## GOAL
Can you find the lines of the listing that include "title" and copy every one?

## BEGIN RECORD EXTRACTS

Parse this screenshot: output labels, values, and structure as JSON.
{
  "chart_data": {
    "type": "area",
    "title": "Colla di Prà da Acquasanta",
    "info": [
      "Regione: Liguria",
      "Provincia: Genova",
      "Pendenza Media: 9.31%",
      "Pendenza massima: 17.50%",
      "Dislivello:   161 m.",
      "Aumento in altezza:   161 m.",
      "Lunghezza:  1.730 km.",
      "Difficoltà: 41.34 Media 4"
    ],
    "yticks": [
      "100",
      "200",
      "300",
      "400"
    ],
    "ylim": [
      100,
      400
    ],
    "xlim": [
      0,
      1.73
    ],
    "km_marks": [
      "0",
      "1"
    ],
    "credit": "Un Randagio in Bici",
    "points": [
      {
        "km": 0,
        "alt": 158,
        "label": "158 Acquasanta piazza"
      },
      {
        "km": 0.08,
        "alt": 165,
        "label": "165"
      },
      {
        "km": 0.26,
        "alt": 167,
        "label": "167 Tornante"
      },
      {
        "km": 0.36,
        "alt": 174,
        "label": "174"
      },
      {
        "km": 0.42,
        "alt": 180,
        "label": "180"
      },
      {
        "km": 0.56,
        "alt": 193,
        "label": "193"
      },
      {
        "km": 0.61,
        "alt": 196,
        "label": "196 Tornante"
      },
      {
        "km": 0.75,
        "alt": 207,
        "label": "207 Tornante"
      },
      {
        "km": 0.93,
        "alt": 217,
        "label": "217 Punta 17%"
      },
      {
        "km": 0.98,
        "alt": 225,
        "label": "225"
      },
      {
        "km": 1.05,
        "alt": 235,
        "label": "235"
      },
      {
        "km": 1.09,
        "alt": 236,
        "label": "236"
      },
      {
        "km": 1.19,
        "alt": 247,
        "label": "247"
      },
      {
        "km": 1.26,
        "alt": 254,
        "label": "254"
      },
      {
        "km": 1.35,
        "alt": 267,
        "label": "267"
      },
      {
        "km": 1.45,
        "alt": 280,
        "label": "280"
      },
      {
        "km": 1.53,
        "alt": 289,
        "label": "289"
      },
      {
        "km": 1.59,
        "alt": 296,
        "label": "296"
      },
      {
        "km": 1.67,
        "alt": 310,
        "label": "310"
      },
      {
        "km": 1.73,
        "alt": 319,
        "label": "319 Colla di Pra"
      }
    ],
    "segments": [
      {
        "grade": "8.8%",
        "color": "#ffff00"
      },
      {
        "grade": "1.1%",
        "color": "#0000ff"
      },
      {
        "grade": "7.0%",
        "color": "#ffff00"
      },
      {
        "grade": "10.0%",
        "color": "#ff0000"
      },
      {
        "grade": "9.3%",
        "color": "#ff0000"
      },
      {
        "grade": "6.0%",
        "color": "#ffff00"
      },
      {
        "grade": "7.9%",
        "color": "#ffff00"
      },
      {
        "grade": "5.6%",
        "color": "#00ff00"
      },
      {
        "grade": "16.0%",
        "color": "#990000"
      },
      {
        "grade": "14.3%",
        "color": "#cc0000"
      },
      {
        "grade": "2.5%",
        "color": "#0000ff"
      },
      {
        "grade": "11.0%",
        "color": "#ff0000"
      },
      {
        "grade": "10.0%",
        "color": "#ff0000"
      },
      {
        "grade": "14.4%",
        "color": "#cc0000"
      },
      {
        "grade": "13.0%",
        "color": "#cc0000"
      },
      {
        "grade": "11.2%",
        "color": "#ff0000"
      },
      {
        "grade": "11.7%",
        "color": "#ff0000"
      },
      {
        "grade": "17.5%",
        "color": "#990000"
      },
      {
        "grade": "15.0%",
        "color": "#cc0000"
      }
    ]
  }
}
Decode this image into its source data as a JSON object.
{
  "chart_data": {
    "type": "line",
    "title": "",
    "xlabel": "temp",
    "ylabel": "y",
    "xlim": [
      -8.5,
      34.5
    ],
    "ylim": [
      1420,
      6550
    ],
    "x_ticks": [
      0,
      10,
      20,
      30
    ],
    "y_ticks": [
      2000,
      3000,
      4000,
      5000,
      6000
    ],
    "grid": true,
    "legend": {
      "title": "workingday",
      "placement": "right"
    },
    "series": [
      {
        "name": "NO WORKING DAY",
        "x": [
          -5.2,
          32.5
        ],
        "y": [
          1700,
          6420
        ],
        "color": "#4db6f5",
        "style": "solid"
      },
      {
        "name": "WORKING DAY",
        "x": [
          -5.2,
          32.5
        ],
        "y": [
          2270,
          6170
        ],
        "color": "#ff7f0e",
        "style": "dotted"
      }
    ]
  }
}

## END RECORD EXTRACTS

## EXERCISE RESULT
    "title": "Colla di Prà da Acquasanta",
    "title": "",
      "title": "workingday",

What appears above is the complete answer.